**Exercise requirements**
Your answer should be a single number: the count of lines containing "calendar".

**Entries supplied**
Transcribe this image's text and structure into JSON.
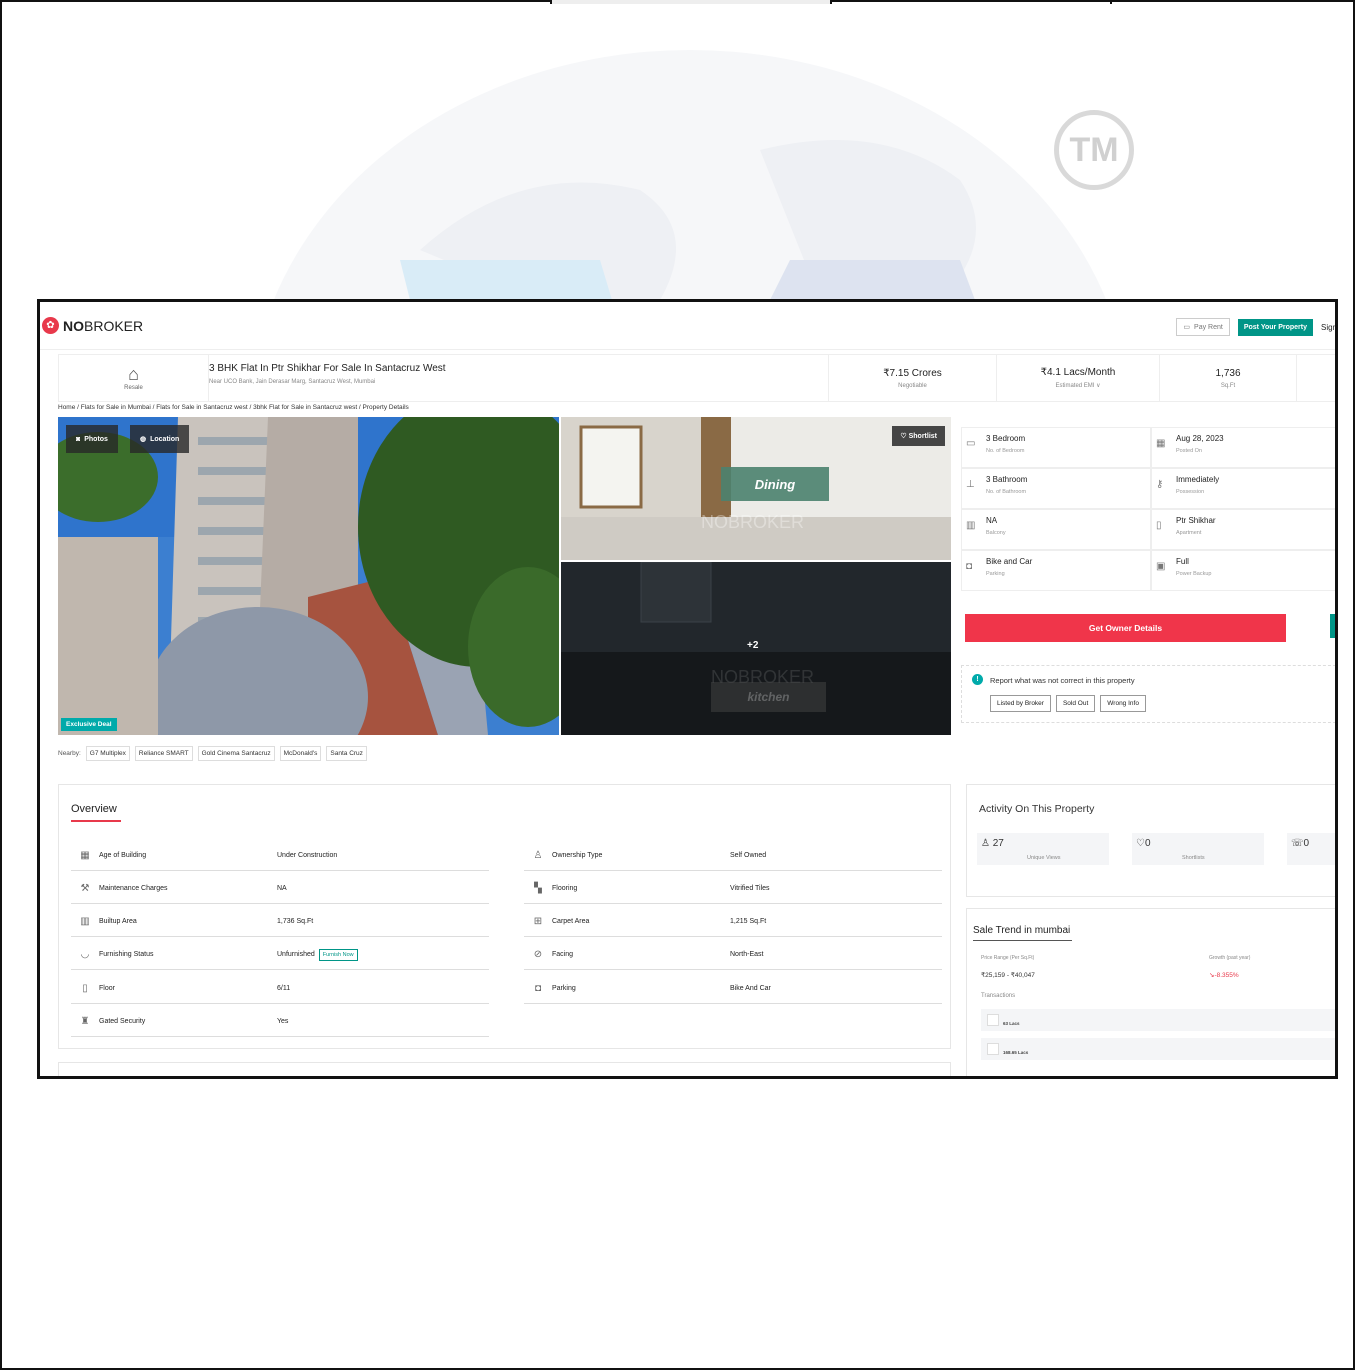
{
  "nav": {
    "brand_bold": "NO",
    "brand_rest": "BROKER",
    "pay_rent": "Pay Rent",
    "post_property": "Post Your Property",
    "sign_in": "Sign"
  },
  "title_bar": {
    "type_label": "Resale",
    "title": "3 BHK Flat In Ptr Shikhar For Sale In Santacruz West",
    "address": "Near UCO Bank, Jain Derasar Marg, Santacruz West, Mumbai",
    "price": "₹7.15 Crores",
    "price_label": "Negotiable",
    "emi": "₹4.1 Lacs/Month",
    "emi_label": "Estimated EMI ∨",
    "area": "1,736",
    "area_label": "Sq.Ft"
  },
  "breadcrumb": "Home / Flats for Sale in Mumbai / Flats for Sale in Santacruz west / 3bhk Flat for Sale in Santacruz west / Property Details",
  "gallery": {
    "photos_label": "Photos",
    "location_label": "Location",
    "exclusive_label": "Exclusive Deal",
    "dining_label": "Dining",
    "watermark": "NOBROKER",
    "shortlist_label": "Shortlist",
    "more_count": "+2",
    "kitchen_label": "kitchen"
  },
  "specs": [
    {
      "value": "3 Bedroom",
      "label": "No. of Bedroom",
      "icon": "bed-icon"
    },
    {
      "value": "Aug 28, 2023",
      "label": "Posted On",
      "icon": "calendar-icon"
    },
    {
      "value": "3 Bathroom",
      "label": "No. of Bathroom",
      "icon": "bath-icon"
    },
    {
      "value": "Immediately",
      "label": "Possession",
      "icon": "key-icon"
    },
    {
      "value": "NA",
      "label": "Balcony",
      "icon": "balcony-icon"
    },
    {
      "value": "Ptr Shikhar",
      "label": "Apartment",
      "icon": "building-icon"
    },
    {
      "value": "Bike and Car",
      "label": "Parking",
      "icon": "car-icon"
    },
    {
      "value": "Full",
      "label": "Power Backup",
      "icon": "battery-icon"
    }
  ],
  "owner_button": "Get Owner Details",
  "report": {
    "text": "Report what was not correct in this property",
    "chips": [
      "Listed by Broker",
      "Sold Out",
      "Wrong Info"
    ]
  },
  "nearby": {
    "label": "Nearby:",
    "items": [
      "G7 Multiplex",
      "Reliance SMART",
      "Gold Cinema Santacruz",
      "McDonald's",
      "Santa Cruz"
    ]
  },
  "overview": {
    "title": "Overview",
    "left": [
      {
        "key": "Age of Building",
        "value": "Under Construction",
        "icon": "calendar-icon"
      },
      {
        "key": "Maintenance Charges",
        "value": "NA",
        "icon": "tools-icon"
      },
      {
        "key": "Builtup Area",
        "value": "1,736 Sq.Ft",
        "icon": "building-icon"
      },
      {
        "key": "Furnishing Status",
        "value": "Unfurnished",
        "icon": "sofa-icon"
      },
      {
        "key": "Floor",
        "value": "6/11",
        "icon": "floor-icon"
      },
      {
        "key": "Gated Security",
        "value": "Yes",
        "icon": "guard-icon"
      }
    ],
    "right": [
      {
        "key": "Ownership Type",
        "value": "Self Owned",
        "icon": "owner-icon"
      },
      {
        "key": "Flooring",
        "value": "Vitrified Tiles",
        "icon": "tiles-icon"
      },
      {
        "key": "Carpet Area",
        "value": "1,215 Sq.Ft",
        "icon": "area-icon"
      },
      {
        "key": "Facing",
        "value": "North-East",
        "icon": "compass-icon"
      },
      {
        "key": "Parking",
        "value": "Bike And Car",
        "icon": "car-icon"
      }
    ],
    "furnish_now": "Furnish Now"
  },
  "activity": {
    "title": "Activity On This Property",
    "unique_views": "27",
    "unique_views_label": "Unique Views",
    "shortlists": "0",
    "shortlists_label": "Shortlists",
    "contacted": "0"
  },
  "sale_trend": {
    "title": "Sale Trend in mumbai",
    "price_range_label": "Price Range (Per Sq.Ft)",
    "price_range": "₹25,159 - ₹40,047",
    "growth_label": "Growth (past year)",
    "growth": "↘-8.355%",
    "transactions_label": "Transactions",
    "rows": [
      "63 Lacs",
      "168.65 Lacs"
    ]
  },
  "colors": {
    "brand_red": "#e8394b",
    "accent_teal": "#009587",
    "cta_red": "#f0354a"
  }
}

**In response**
2